▶ _What you have to do_: Copy the data word for word, keeping every line.

[Recorded data]
---+---

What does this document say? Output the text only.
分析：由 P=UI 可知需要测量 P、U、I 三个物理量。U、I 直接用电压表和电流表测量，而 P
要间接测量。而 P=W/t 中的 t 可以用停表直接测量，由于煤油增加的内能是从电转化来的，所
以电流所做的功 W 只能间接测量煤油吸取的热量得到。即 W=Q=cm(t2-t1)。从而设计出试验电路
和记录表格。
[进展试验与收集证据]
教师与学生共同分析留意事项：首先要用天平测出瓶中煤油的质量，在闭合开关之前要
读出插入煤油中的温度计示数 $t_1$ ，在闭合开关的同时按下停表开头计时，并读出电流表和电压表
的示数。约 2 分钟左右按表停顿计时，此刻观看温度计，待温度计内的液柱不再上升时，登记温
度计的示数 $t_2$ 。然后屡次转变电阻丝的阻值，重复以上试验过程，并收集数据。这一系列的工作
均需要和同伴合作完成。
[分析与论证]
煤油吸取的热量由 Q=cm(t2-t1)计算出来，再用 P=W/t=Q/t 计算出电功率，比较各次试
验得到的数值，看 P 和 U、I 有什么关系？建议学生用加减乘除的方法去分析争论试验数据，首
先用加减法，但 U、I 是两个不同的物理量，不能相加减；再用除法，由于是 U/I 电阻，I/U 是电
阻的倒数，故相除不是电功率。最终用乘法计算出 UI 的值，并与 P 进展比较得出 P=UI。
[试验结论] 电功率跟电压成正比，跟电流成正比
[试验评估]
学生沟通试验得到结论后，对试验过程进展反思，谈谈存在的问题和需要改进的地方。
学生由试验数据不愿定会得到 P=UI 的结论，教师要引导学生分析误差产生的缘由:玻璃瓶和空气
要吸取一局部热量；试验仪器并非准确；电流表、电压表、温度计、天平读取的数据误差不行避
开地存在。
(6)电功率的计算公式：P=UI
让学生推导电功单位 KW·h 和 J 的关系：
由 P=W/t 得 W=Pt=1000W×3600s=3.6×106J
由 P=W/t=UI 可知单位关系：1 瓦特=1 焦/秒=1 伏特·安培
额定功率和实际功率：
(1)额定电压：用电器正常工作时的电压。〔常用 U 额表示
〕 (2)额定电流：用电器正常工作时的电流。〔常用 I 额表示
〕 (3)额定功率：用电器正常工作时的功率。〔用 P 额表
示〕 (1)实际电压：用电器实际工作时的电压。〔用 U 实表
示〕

---+---

▶ _Task result_:
What does this document say? Output the text only.
分析：由 P=UI 可知需要测量 P、U、I 三个物理量。U、I 直接用电压表和电流表测量，而 P
要间接测量。而 P=W/t 中的 t 可以用停表直接测量，由于煤油增加的内能是从电转化来的，所
以电流所做的功 W 只能间接测量煤油吸取的热量得到。即 W=Q=cm(t2-t1)。从而设计出试验电路
和记录表格。
[进展试验与收集证据]
教师与学生共同分析留意事项：首先要用天平测出瓶中煤油的质量，在闭合开关之前要
读出插入煤油中的温度计示数 $t_1$ ，在闭合开关的同时按下停表开头计时，并读出电流表和电压表
的示数。约 2 分钟左右按表停顿计时，此刻观看温度计，待温度计内的液柱不再上升时，登记温
度计的示数 $t_2$ 。然后屡次转变电阻丝的阻值，重复以上试验过程，并收集数据。这一系列的工作
均需要和同伴合作完成。
[分析与论证]
煤油吸取的热量由 Q=cm(t2-t1)计算出来，再用 P=W/t=Q/t 计算出电功率，比较各次试
验得到的数值，看 P 和 U、I 有什么关系？建议学生用加减乘除的方法去分析争论试验数据，首
先用加减法，但 U、I 是两个不同的物理量，不能相加减；再用除法，由于是 U/I 电阻，I/U 是电
阻的倒数，故相除不是电功率。最终用乘法计算出 UI 的值，并与 P 进展比较得出 P=UI。
[试验结论] 电功率跟电压成正比，跟电流成正比
[试验评估]
学生沟通试验得到结论后，对试验过程进展反思，谈谈存在的问题和需要改进的地方。
学生由试验数据不愿定会得到 P=UI 的结论，教师要引导学生分析误差产生的缘由:玻璃瓶和空气
要吸取一局部热量；试验仪器并非准确；电流表、电压表、温度计、天平读取的数据误差不行避
开地存在。
(6)电功率的计算公式：P=UI
让学生推导电功单位 KW·h 和 J 的关系：
由 P=W/t 得 W=Pt=1000W×3600s=3.6×106J
由 P=W/t=UI 可知单位关系：1 瓦特=1 焦/秒=1 伏特·安培
额定功率和实际功率：
(1)额定电压：用电器正常工作时的电压。〔常用 U 额表示
〕 (2)额定电流：用电器正常工作时的电流。〔常用 I 额表示
〕 (3)额定功率：用电器正常工作时的功率。〔用 P 额表
示〕 (1)实际电压：用电器实际工作时的电压。〔用 U 实表
示〕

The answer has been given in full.